── The input ──

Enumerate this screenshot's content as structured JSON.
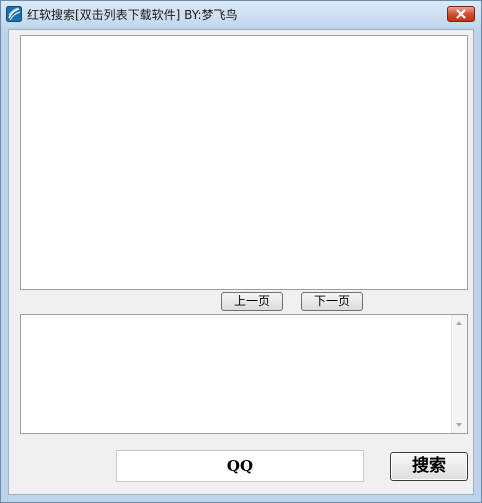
{
  "window": {
    "title": "红软搜索[双击列表下载软件]  BY:梦飞鸟"
  },
  "pager": {
    "prev_label": "上一页",
    "next_label": "下一页"
  },
  "search": {
    "value": "QQ",
    "button_label": "搜索"
  },
  "icons": {
    "app": "app-logo-icon",
    "close": "close-icon",
    "scroll_up": "scroll-up-arrow-icon",
    "scroll_down": "scroll-down-arrow-icon"
  },
  "colors": {
    "titlebar": "#c3d8ee",
    "close_button": "#c13316",
    "client_background": "#f0f0f0"
  }
}
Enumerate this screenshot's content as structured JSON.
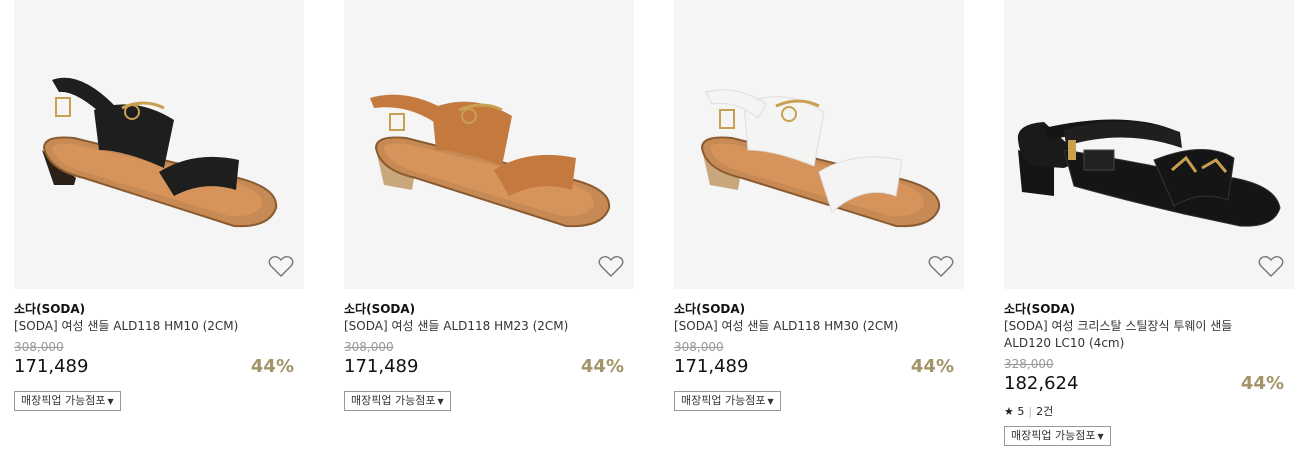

───

▶ _To be done_
Quote every line word for word and keep the images out of the copy.

▶ _The output_
Enumerate this screenshot's content as structured JSON.
{
  "window": {
    "title": "红软搜索[双击列表下载软件]  BY:梦飞鸟"
  },
  "pager": {
    "prev_label": "上一页",
    "next_label": "下一页"
  },
  "search": {
    "value": "QQ",
    "button_label": "搜索"
  },
  "icons": {
    "app": "app-logo-icon",
    "close": "close-icon",
    "scroll_up": "scroll-up-arrow-icon",
    "scroll_down": "scroll-down-arrow-icon"
  },
  "colors": {
    "titlebar": "#c3d8ee",
    "close_button": "#c13316",
    "client_background": "#f0f0f0"
  }
}
Enumerate this screenshot's content as structured JSON.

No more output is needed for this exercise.